### Aim
Write out each line that follows exactly as it stands, without the pictures.

## Start Material for the task

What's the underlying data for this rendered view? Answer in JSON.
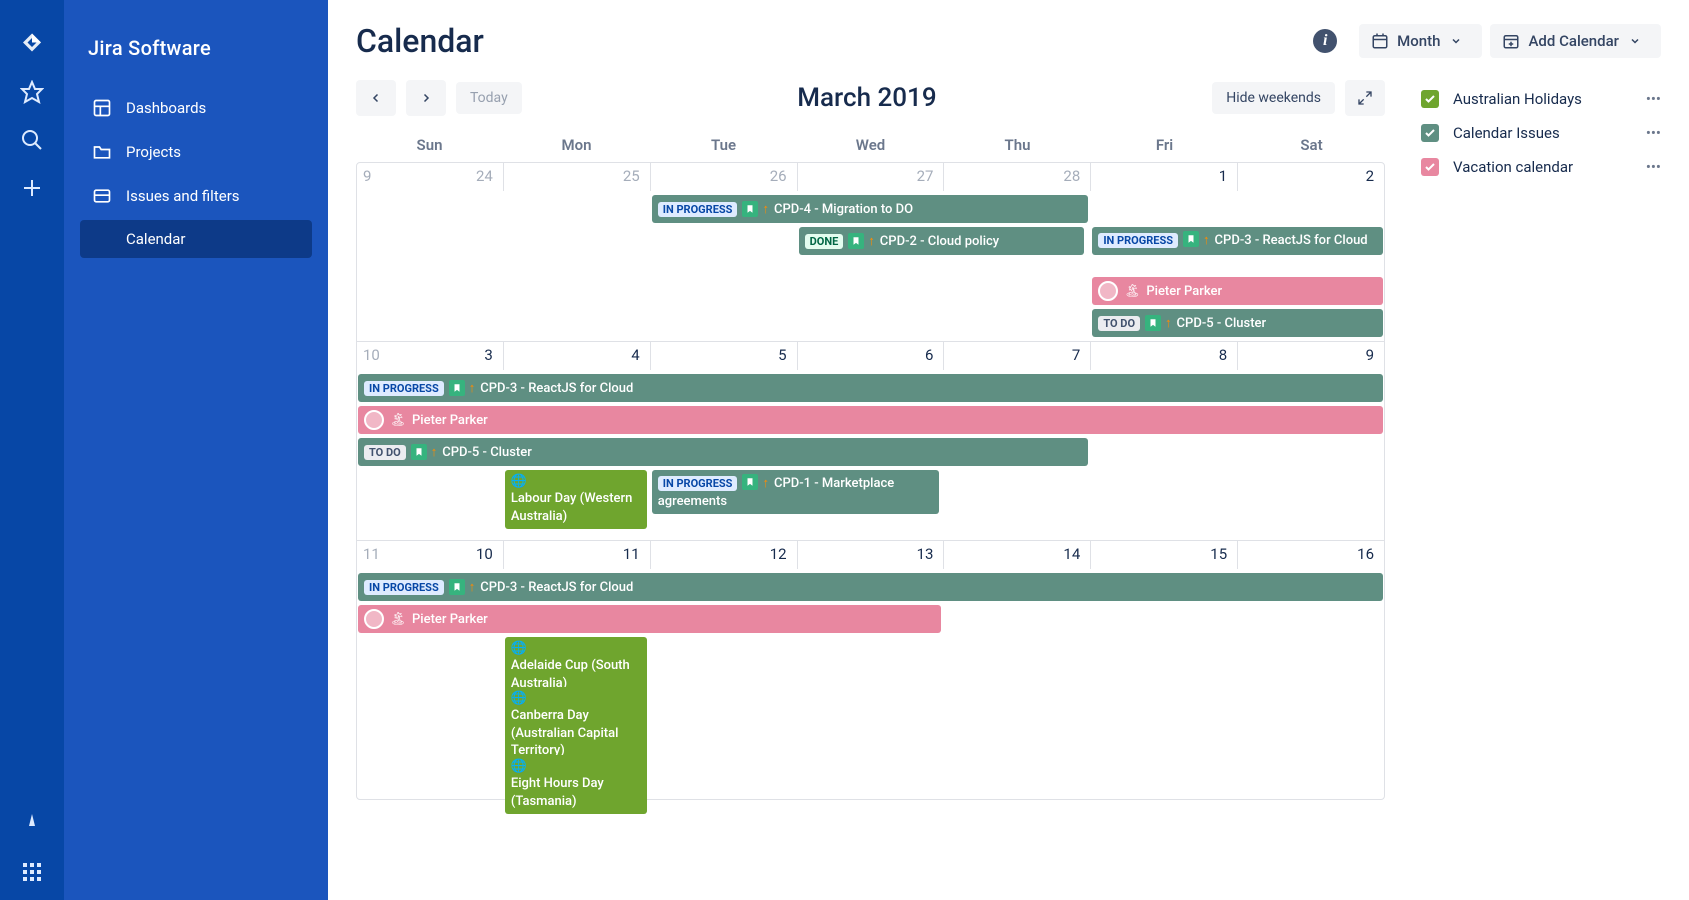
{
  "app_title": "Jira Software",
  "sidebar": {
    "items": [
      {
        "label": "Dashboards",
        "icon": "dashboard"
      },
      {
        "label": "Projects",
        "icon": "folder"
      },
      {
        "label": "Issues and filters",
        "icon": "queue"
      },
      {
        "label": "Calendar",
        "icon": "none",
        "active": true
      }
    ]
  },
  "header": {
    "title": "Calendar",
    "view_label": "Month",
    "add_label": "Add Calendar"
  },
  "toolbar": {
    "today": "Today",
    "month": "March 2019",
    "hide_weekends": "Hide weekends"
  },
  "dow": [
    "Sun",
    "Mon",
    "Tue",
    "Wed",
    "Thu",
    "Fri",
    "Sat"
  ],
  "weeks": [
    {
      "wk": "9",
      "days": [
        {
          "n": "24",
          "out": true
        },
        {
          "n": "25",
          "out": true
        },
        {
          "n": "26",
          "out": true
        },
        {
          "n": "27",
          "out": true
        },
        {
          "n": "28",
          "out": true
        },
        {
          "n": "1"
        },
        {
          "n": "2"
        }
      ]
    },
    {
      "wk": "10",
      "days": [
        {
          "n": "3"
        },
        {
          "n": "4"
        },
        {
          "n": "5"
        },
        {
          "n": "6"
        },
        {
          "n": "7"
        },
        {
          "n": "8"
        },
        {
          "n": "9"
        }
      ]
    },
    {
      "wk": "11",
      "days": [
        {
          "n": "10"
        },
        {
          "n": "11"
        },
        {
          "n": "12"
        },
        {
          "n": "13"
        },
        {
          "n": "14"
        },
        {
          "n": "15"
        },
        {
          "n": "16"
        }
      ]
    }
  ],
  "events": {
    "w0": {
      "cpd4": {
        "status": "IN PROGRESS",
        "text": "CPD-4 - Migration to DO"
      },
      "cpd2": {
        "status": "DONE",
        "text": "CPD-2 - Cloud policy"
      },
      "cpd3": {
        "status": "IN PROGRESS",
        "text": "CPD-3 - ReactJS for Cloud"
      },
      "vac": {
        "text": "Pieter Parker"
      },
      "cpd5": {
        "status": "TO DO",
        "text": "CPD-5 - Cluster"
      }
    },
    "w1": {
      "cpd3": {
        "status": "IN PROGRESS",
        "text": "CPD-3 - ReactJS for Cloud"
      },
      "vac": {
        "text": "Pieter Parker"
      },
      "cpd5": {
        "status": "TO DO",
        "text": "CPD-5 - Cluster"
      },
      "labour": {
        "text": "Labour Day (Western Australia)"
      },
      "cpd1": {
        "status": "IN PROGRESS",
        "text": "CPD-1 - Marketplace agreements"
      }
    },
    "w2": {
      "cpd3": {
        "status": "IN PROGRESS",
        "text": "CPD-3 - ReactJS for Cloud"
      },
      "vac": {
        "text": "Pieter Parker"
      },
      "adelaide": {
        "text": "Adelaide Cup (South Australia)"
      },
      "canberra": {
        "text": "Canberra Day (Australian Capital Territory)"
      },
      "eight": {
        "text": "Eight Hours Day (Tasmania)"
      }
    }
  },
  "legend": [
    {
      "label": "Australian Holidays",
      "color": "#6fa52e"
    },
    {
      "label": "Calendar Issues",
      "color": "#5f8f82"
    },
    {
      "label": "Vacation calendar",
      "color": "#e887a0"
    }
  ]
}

## End Material for the task

### Expected output
What's the underlying data for this rendered view? Answer in JSON.
{
  "app_title": "Jira Software",
  "sidebar": {
    "items": [
      {
        "label": "Dashboards",
        "icon": "dashboard"
      },
      {
        "label": "Projects",
        "icon": "folder"
      },
      {
        "label": "Issues and filters",
        "icon": "queue"
      },
      {
        "label": "Calendar",
        "icon": "none",
        "active": true
      }
    ]
  },
  "header": {
    "title": "Calendar",
    "view_label": "Month",
    "add_label": "Add Calendar"
  },
  "toolbar": {
    "today": "Today",
    "month": "March 2019",
    "hide_weekends": "Hide weekends"
  },
  "dow": [
    "Sun",
    "Mon",
    "Tue",
    "Wed",
    "Thu",
    "Fri",
    "Sat"
  ],
  "weeks": [
    {
      "wk": "9",
      "days": [
        {
          "n": "24",
          "out": true
        },
        {
          "n": "25",
          "out": true
        },
        {
          "n": "26",
          "out": true
        },
        {
          "n": "27",
          "out": true
        },
        {
          "n": "28",
          "out": true
        },
        {
          "n": "1"
        },
        {
          "n": "2"
        }
      ]
    },
    {
      "wk": "10",
      "days": [
        {
          "n": "3"
        },
        {
          "n": "4"
        },
        {
          "n": "5"
        },
        {
          "n": "6"
        },
        {
          "n": "7"
        },
        {
          "n": "8"
        },
        {
          "n": "9"
        }
      ]
    },
    {
      "wk": "11",
      "days": [
        {
          "n": "10"
        },
        {
          "n": "11"
        },
        {
          "n": "12"
        },
        {
          "n": "13"
        },
        {
          "n": "14"
        },
        {
          "n": "15"
        },
        {
          "n": "16"
        }
      ]
    }
  ],
  "events": {
    "w0": {
      "cpd4": {
        "status": "IN PROGRESS",
        "text": "CPD-4 - Migration to DO"
      },
      "cpd2": {
        "status": "DONE",
        "text": "CPD-2 - Cloud policy"
      },
      "cpd3": {
        "status": "IN PROGRESS",
        "text": "CPD-3 - ReactJS for Cloud"
      },
      "vac": {
        "text": "Pieter Parker"
      },
      "cpd5": {
        "status": "TO DO",
        "text": "CPD-5 - Cluster"
      }
    },
    "w1": {
      "cpd3": {
        "status": "IN PROGRESS",
        "text": "CPD-3 - ReactJS for Cloud"
      },
      "vac": {
        "text": "Pieter Parker"
      },
      "cpd5": {
        "status": "TO DO",
        "text": "CPD-5 - Cluster"
      },
      "labour": {
        "text": "Labour Day (Western Australia)"
      },
      "cpd1": {
        "status": "IN PROGRESS",
        "text": "CPD-1 - Marketplace agreements"
      }
    },
    "w2": {
      "cpd3": {
        "status": "IN PROGRESS",
        "text": "CPD-3 - ReactJS for Cloud"
      },
      "vac": {
        "text": "Pieter Parker"
      },
      "adelaide": {
        "text": "Adelaide Cup (South Australia)"
      },
      "canberra": {
        "text": "Canberra Day (Australian Capital Territory)"
      },
      "eight": {
        "text": "Eight Hours Day (Tasmania)"
      }
    }
  },
  "legend": [
    {
      "label": "Australian Holidays",
      "color": "#6fa52e"
    },
    {
      "label": "Calendar Issues",
      "color": "#5f8f82"
    },
    {
      "label": "Vacation calendar",
      "color": "#e887a0"
    }
  ]
}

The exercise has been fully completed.